▸ Document section
※ ※ ※

Often with our busy lifestyles we don’t stop to observe different cultures as they are. Adam Jacot de Boinod identifies the peculiarities in different languages
In Japan one sneeze signifies praise (ichi home); two sneezes, criticism (ni-kusashi); three sneezes, disparagement (san-kenashi) while four or more sneezes is taken to mean, quite reasonably, that a cold is on its way (yottsu-ijo wa kaze no moto).
Meanwhile, in Mexico, one sneeze is answered with the word salud (health); two sneezes with dinero (money); three sneezes with amor (love); four or more sneezes with alergías (allergies); laughter often accompanies four sneezes, because health, money and love are obviously more desirable than allergies.
In response to someone sneezing, the Germans say gesundheit, ‘health to you’, and the French à tes souhaits, literally ‘to your wishes’. In Sierra Leone, Mende speakers say biseh, or ‘thank you’; in Malagasy, the language of Madagascar, they say velona, ‘alive’, while the Bembe speakers of the Congo say kuma, ‘be well’. In Tonga, a sneeze is often taken to be a sign that your loved one is missing you.

※ ※ ※

▸ Exercise A
Duplicate the listing word for word, from its first line up to and including the line that contains "button[interactable]: C: [506, 1610, 570, 1672]".

▸ Material for this exercise
※ ※ ※

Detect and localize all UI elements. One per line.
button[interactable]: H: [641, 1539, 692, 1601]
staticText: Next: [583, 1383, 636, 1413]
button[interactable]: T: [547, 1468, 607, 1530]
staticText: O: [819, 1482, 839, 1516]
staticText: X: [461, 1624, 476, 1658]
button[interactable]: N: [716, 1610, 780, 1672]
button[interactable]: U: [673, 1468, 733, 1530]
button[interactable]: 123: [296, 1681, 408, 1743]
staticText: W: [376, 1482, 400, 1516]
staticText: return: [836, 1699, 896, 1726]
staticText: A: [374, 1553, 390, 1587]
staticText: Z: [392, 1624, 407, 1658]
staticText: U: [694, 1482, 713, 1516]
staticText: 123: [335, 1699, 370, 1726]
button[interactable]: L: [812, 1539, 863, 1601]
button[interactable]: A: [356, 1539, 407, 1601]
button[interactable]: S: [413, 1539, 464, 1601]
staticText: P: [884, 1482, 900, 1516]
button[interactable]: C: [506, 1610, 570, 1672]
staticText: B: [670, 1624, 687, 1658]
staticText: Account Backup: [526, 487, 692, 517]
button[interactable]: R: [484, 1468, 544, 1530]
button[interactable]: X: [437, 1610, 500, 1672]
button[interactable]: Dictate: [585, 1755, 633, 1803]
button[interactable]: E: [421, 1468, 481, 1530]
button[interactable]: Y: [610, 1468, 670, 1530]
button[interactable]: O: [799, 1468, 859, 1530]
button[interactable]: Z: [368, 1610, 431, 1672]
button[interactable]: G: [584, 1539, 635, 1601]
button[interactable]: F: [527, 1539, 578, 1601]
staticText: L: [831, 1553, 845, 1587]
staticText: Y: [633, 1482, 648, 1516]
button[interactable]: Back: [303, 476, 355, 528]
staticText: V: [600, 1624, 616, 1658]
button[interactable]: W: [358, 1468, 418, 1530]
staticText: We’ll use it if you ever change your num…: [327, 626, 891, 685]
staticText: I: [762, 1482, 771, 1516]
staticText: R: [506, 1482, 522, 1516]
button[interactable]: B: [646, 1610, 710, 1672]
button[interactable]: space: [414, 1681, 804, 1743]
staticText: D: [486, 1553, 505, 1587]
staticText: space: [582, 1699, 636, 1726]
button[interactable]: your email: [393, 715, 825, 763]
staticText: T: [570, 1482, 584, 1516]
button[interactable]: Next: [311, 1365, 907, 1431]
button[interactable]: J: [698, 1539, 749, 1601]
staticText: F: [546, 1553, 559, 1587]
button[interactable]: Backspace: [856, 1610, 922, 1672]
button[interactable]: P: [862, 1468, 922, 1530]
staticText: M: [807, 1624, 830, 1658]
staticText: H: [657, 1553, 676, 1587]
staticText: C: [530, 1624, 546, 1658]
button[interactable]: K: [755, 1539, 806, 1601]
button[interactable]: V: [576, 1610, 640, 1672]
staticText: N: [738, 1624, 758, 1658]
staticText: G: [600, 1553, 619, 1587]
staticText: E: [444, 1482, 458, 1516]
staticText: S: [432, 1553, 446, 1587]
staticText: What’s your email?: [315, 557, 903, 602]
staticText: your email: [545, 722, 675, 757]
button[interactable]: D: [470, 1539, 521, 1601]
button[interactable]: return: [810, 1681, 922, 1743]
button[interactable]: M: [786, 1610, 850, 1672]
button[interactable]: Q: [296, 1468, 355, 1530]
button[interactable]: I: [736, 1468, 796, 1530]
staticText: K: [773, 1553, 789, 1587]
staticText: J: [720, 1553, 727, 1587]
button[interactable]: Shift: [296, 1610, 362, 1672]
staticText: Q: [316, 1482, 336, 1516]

※ ※ ※

▸ Exercise B
Go on with the passage about how different cultures respond to sneezing, starting after its last sentence.

▸ Written response A
Detect and localize all UI elements. One per line.
button[interactable]: H: [641, 1539, 692, 1601]
staticText: Next: [583, 1383, 636, 1413]
button[interactable]: T: [547, 1468, 607, 1530]
staticText: O: [819, 1482, 839, 1516]
staticText: X: [461, 1624, 476, 1658]
button[interactable]: N: [716, 1610, 780, 1672]
button[interactable]: U: [673, 1468, 733, 1530]
button[interactable]: 123: [296, 1681, 408, 1743]
staticText: W: [376, 1482, 400, 1516]
staticText: return: [836, 1699, 896, 1726]
staticText: A: [374, 1553, 390, 1587]
staticText: Z: [392, 1624, 407, 1658]
staticText: U: [694, 1482, 713, 1516]
staticText: 123: [335, 1699, 370, 1726]
button[interactable]: L: [812, 1539, 863, 1601]
button[interactable]: A: [356, 1539, 407, 1601]
button[interactable]: S: [413, 1539, 464, 1601]
staticText: P: [884, 1482, 900, 1516]
button[interactable]: C: [506, 1610, 570, 1672]

▸ Written response B
LOST IN TRANSLATION
In their eagerness to move into and conquer new markets, many large Western companies forgot to do their homework. When the name Microsoft was first translated into Chinese, they went for a literal translation of the two parts of the name, unfortunately, that meant it was called ‘small and flaccid’.
Pepsi’s famous slogan, ‘Come Alive with Pepsi’ was dropped in China after it was translated as ‘Pepsi brings your ancestors back from the grave’.
When Parker Pen marketed a ballpoint pen in Mexico, its ads were supposed to say, ‘It won’t leak in your pocket and embarrass you’. However, the company mistakenly thought the Spanish word embarazar meant to embarrass. Instead, the ads said that, ‘It won’t leak in your pocket and make you pregnant’.
Clairol messed up with their translation efforts in Germany and made the mistake of trying to sell customers, for their hair, ‘manure’ sticks, instead of ‘mist’ sticks!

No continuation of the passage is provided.